What is being asked: From the entries below, copy every line where the string "Никита" appears.

Source data:
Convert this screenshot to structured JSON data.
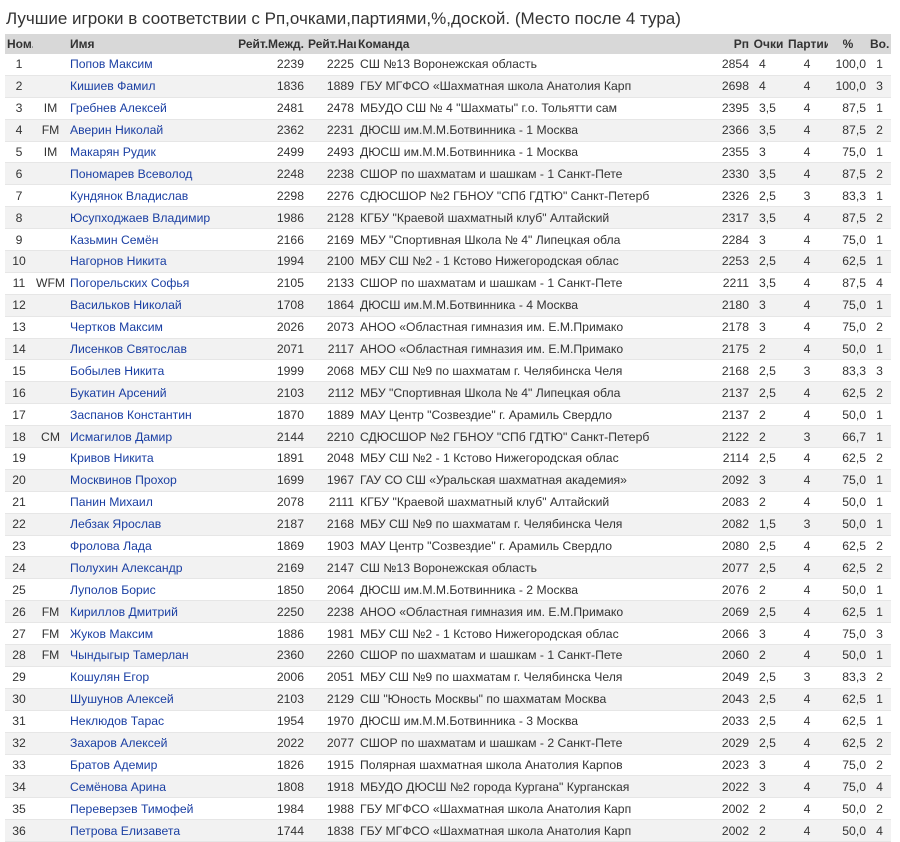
{
  "page": {
    "title": "Лучшие игроки в соответствии с Рп,очками,партиями,%,доской. (Место после 4 тура)"
  },
  "table": {
    "headers": {
      "num": "Ном.",
      "name": "Имя",
      "rating_int": "Рейт.Межд.",
      "rating_nat": "Рейт.Нац.",
      "team": "Команда",
      "rp": "Рп",
      "points": "Очки",
      "games": "Партии",
      "pct": "%",
      "board": "Во."
    },
    "rows": [
      {
        "num": "1",
        "title": "",
        "name": "Попов Максим",
        "rint": "2239",
        "rnat": "2225",
        "team": "СШ №13 Воронежская область",
        "rp": "2854",
        "pts": "4",
        "games": "4",
        "pct": "100,0",
        "bo": "1"
      },
      {
        "num": "2",
        "title": "",
        "name": "Кишиев Фамил",
        "rint": "1836",
        "rnat": "1889",
        "team": "ГБУ МГФСО «Шахматная школа Анатолия Карп",
        "rp": "2698",
        "pts": "4",
        "games": "4",
        "pct": "100,0",
        "bo": "3"
      },
      {
        "num": "3",
        "title": "IM",
        "name": "Гребнев Алексей",
        "rint": "2481",
        "rnat": "2478",
        "team": "МБУДО СШ № 4 \"Шахматы\" г.о. Тольятти сам",
        "rp": "2395",
        "pts": "3,5",
        "games": "4",
        "pct": "87,5",
        "bo": "1"
      },
      {
        "num": "4",
        "title": "FM",
        "name": "Аверин Николай",
        "rint": "2362",
        "rnat": "2231",
        "team": "ДЮСШ им.М.М.Ботвинника - 1 Москва",
        "rp": "2366",
        "pts": "3,5",
        "games": "4",
        "pct": "87,5",
        "bo": "2"
      },
      {
        "num": "5",
        "title": "IM",
        "name": "Макарян Рудик",
        "rint": "2499",
        "rnat": "2493",
        "team": "ДЮСШ им.М.М.Ботвинника - 1 Москва",
        "rp": "2355",
        "pts": "3",
        "games": "4",
        "pct": "75,0",
        "bo": "1"
      },
      {
        "num": "6",
        "title": "",
        "name": "Пономарев Всеволод",
        "rint": "2248",
        "rnat": "2238",
        "team": "СШОР по шахматам и шашкам - 1 Санкт-Пете",
        "rp": "2330",
        "pts": "3,5",
        "games": "4",
        "pct": "87,5",
        "bo": "2"
      },
      {
        "num": "7",
        "title": "",
        "name": "Кундянок Владислав",
        "rint": "2298",
        "rnat": "2276",
        "team": "СДЮСШОР №2 ГБНОУ \"СПб ГДТЮ\" Санкт-Петерб",
        "rp": "2326",
        "pts": "2,5",
        "games": "3",
        "pct": "83,3",
        "bo": "1"
      },
      {
        "num": "8",
        "title": "",
        "name": "Юсупходжаев Владимир",
        "rint": "1986",
        "rnat": "2128",
        "team": "КГБУ \"Краевой шахматный клуб\" Алтайский",
        "rp": "2317",
        "pts": "3,5",
        "games": "4",
        "pct": "87,5",
        "bo": "2"
      },
      {
        "num": "9",
        "title": "",
        "name": "Казьмин Семён",
        "rint": "2166",
        "rnat": "2169",
        "team": "МБУ \"Спортивная Школа № 4\" Липецкая обла",
        "rp": "2284",
        "pts": "3",
        "games": "4",
        "pct": "75,0",
        "bo": "1"
      },
      {
        "num": "10",
        "title": "",
        "name": "Нагорнов Никита",
        "rint": "1994",
        "rnat": "2100",
        "team": "МБУ СШ №2 - 1 Кстово Нижегородская облас",
        "rp": "2253",
        "pts": "2,5",
        "games": "4",
        "pct": "62,5",
        "bo": "1"
      },
      {
        "num": "11",
        "title": "WFM",
        "name": "Погорельских Софья",
        "rint": "2105",
        "rnat": "2133",
        "team": "СШОР по шахматам и шашкам - 1 Санкт-Пете",
        "rp": "2211",
        "pts": "3,5",
        "games": "4",
        "pct": "87,5",
        "bo": "4"
      },
      {
        "num": "12",
        "title": "",
        "name": "Васильков Николай",
        "rint": "1708",
        "rnat": "1864",
        "team": "ДЮСШ им.М.М.Ботвинника - 4 Москва",
        "rp": "2180",
        "pts": "3",
        "games": "4",
        "pct": "75,0",
        "bo": "1"
      },
      {
        "num": "13",
        "title": "",
        "name": "Чертков Максим",
        "rint": "2026",
        "rnat": "2073",
        "team": "АНОО «Областная гимназия им. Е.М.Примако",
        "rp": "2178",
        "pts": "3",
        "games": "4",
        "pct": "75,0",
        "bo": "2"
      },
      {
        "num": "14",
        "title": "",
        "name": "Лисенков Святослав",
        "rint": "2071",
        "rnat": "2117",
        "team": "АНОО «Областная гимназия им. Е.М.Примако",
        "rp": "2175",
        "pts": "2",
        "games": "4",
        "pct": "50,0",
        "bo": "1"
      },
      {
        "num": "15",
        "title": "",
        "name": "Бобылев Никита",
        "rint": "1999",
        "rnat": "2068",
        "team": "МБУ СШ №9 по шахматам г. Челябинска Челя",
        "rp": "2168",
        "pts": "2,5",
        "games": "3",
        "pct": "83,3",
        "bo": "3"
      },
      {
        "num": "16",
        "title": "",
        "name": "Букатин Арсений",
        "rint": "2103",
        "rnat": "2112",
        "team": "МБУ \"Спортивная Школа № 4\" Липецкая обла",
        "rp": "2137",
        "pts": "2,5",
        "games": "4",
        "pct": "62,5",
        "bo": "2"
      },
      {
        "num": "17",
        "title": "",
        "name": "Заспанов Константин",
        "rint": "1870",
        "rnat": "1889",
        "team": "МАУ Центр \"Созвездие\" г. Арамиль Свердло",
        "rp": "2137",
        "pts": "2",
        "games": "4",
        "pct": "50,0",
        "bo": "1"
      },
      {
        "num": "18",
        "title": "CM",
        "name": "Исмагилов Дамир",
        "rint": "2144",
        "rnat": "2210",
        "team": "СДЮСШОР №2 ГБНОУ \"СПб ГДТЮ\" Санкт-Петерб",
        "rp": "2122",
        "pts": "2",
        "games": "3",
        "pct": "66,7",
        "bo": "1"
      },
      {
        "num": "19",
        "title": "",
        "name": "Кривов Никита",
        "rint": "1891",
        "rnat": "2048",
        "team": "МБУ СШ №2 - 1 Кстово Нижегородская облас",
        "rp": "2114",
        "pts": "2,5",
        "games": "4",
        "pct": "62,5",
        "bo": "2"
      },
      {
        "num": "20",
        "title": "",
        "name": "Москвинов Прохор",
        "rint": "1699",
        "rnat": "1967",
        "team": "ГАУ СО СШ «Уральская шахматная академия»",
        "rp": "2092",
        "pts": "3",
        "games": "4",
        "pct": "75,0",
        "bo": "1"
      },
      {
        "num": "21",
        "title": "",
        "name": "Панин Михаил",
        "rint": "2078",
        "rnat": "2111",
        "team": "КГБУ \"Краевой шахматный клуб\" Алтайский",
        "rp": "2083",
        "pts": "2",
        "games": "4",
        "pct": "50,0",
        "bo": "1"
      },
      {
        "num": "22",
        "title": "",
        "name": "Лебзак Ярослав",
        "rint": "2187",
        "rnat": "2168",
        "team": "МБУ СШ №9 по шахматам г. Челябинска Челя",
        "rp": "2082",
        "pts": "1,5",
        "games": "3",
        "pct": "50,0",
        "bo": "1"
      },
      {
        "num": "23",
        "title": "",
        "name": "Фролова Лада",
        "rint": "1869",
        "rnat": "1903",
        "team": "МАУ Центр \"Созвездие\" г. Арамиль Свердло",
        "rp": "2080",
        "pts": "2,5",
        "games": "4",
        "pct": "62,5",
        "bo": "2"
      },
      {
        "num": "24",
        "title": "",
        "name": "Полухин Александр",
        "rint": "2169",
        "rnat": "2147",
        "team": "СШ №13 Воронежская область",
        "rp": "2077",
        "pts": "2,5",
        "games": "4",
        "pct": "62,5",
        "bo": "2"
      },
      {
        "num": "25",
        "title": "",
        "name": "Луполов Борис",
        "rint": "1850",
        "rnat": "2064",
        "team": "ДЮСШ им.М.М.Ботвинника - 2 Москва",
        "rp": "2076",
        "pts": "2",
        "games": "4",
        "pct": "50,0",
        "bo": "1"
      },
      {
        "num": "26",
        "title": "FM",
        "name": "Кириллов Дмитрий",
        "rint": "2250",
        "rnat": "2238",
        "team": "АНОО «Областная гимназия им. Е.М.Примако",
        "rp": "2069",
        "pts": "2,5",
        "games": "4",
        "pct": "62,5",
        "bo": "1"
      },
      {
        "num": "27",
        "title": "FM",
        "name": "Жуков Максим",
        "rint": "1886",
        "rnat": "1981",
        "team": "МБУ СШ №2 - 1 Кстово Нижегородская облас",
        "rp": "2066",
        "pts": "3",
        "games": "4",
        "pct": "75,0",
        "bo": "3"
      },
      {
        "num": "28",
        "title": "FM",
        "name": "Чындыгыр Тамерлан",
        "rint": "2360",
        "rnat": "2260",
        "team": "СШОР по шахматам и шашкам - 1 Санкт-Пете",
        "rp": "2060",
        "pts": "2",
        "games": "4",
        "pct": "50,0",
        "bo": "1"
      },
      {
        "num": "29",
        "title": "",
        "name": "Кошулян Егор",
        "rint": "2006",
        "rnat": "2051",
        "team": "МБУ СШ №9 по шахматам г. Челябинска Челя",
        "rp": "2049",
        "pts": "2,5",
        "games": "3",
        "pct": "83,3",
        "bo": "2"
      },
      {
        "num": "30",
        "title": "",
        "name": "Шушунов Алексей",
        "rint": "2103",
        "rnat": "2129",
        "team": "СШ \"Юность Москвы\" по шахматам Москва",
        "rp": "2043",
        "pts": "2,5",
        "games": "4",
        "pct": "62,5",
        "bo": "1"
      },
      {
        "num": "31",
        "title": "",
        "name": "Неклюдов Тарас",
        "rint": "1954",
        "rnat": "1970",
        "team": "ДЮСШ им.М.М.Ботвинника - 3 Москва",
        "rp": "2033",
        "pts": "2,5",
        "games": "4",
        "pct": "62,5",
        "bo": "1"
      },
      {
        "num": "32",
        "title": "",
        "name": "Захаров Алексей",
        "rint": "2022",
        "rnat": "2077",
        "team": "СШОР по шахматам и шашкам - 2 Санкт-Пете",
        "rp": "2029",
        "pts": "2,5",
        "games": "4",
        "pct": "62,5",
        "bo": "2"
      },
      {
        "num": "33",
        "title": "",
        "name": "Братов Адемир",
        "rint": "1826",
        "rnat": "1915",
        "team": "Полярная шахматная школа Анатолия Карпов",
        "rp": "2023",
        "pts": "3",
        "games": "4",
        "pct": "75,0",
        "bo": "2"
      },
      {
        "num": "34",
        "title": "",
        "name": "Семёнова Арина",
        "rint": "1808",
        "rnat": "1918",
        "team": "МБУДО ДЮСШ №2 города Кургана\" Курганская",
        "rp": "2022",
        "pts": "3",
        "games": "4",
        "pct": "75,0",
        "bo": "4"
      },
      {
        "num": "35",
        "title": "",
        "name": "Переверзев Тимофей",
        "rint": "1984",
        "rnat": "1988",
        "team": "ГБУ МГФСО «Шахматная школа Анатолия Карп",
        "rp": "2002",
        "pts": "2",
        "games": "4",
        "pct": "50,0",
        "bo": "2"
      },
      {
        "num": "36",
        "title": "",
        "name": "Петрова Елизавета",
        "rint": "1744",
        "rnat": "1838",
        "team": "ГБУ МГФСО «Шахматная школа Анатолия Карп",
        "rp": "2002",
        "pts": "2",
        "games": "4",
        "pct": "50,0",
        "bo": "4"
      }
    ]
  }
}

Expected output:
        "name": "Нагорнов Никита",
        "name": "Бобылев Никита",
        "name": "Кривов Никита",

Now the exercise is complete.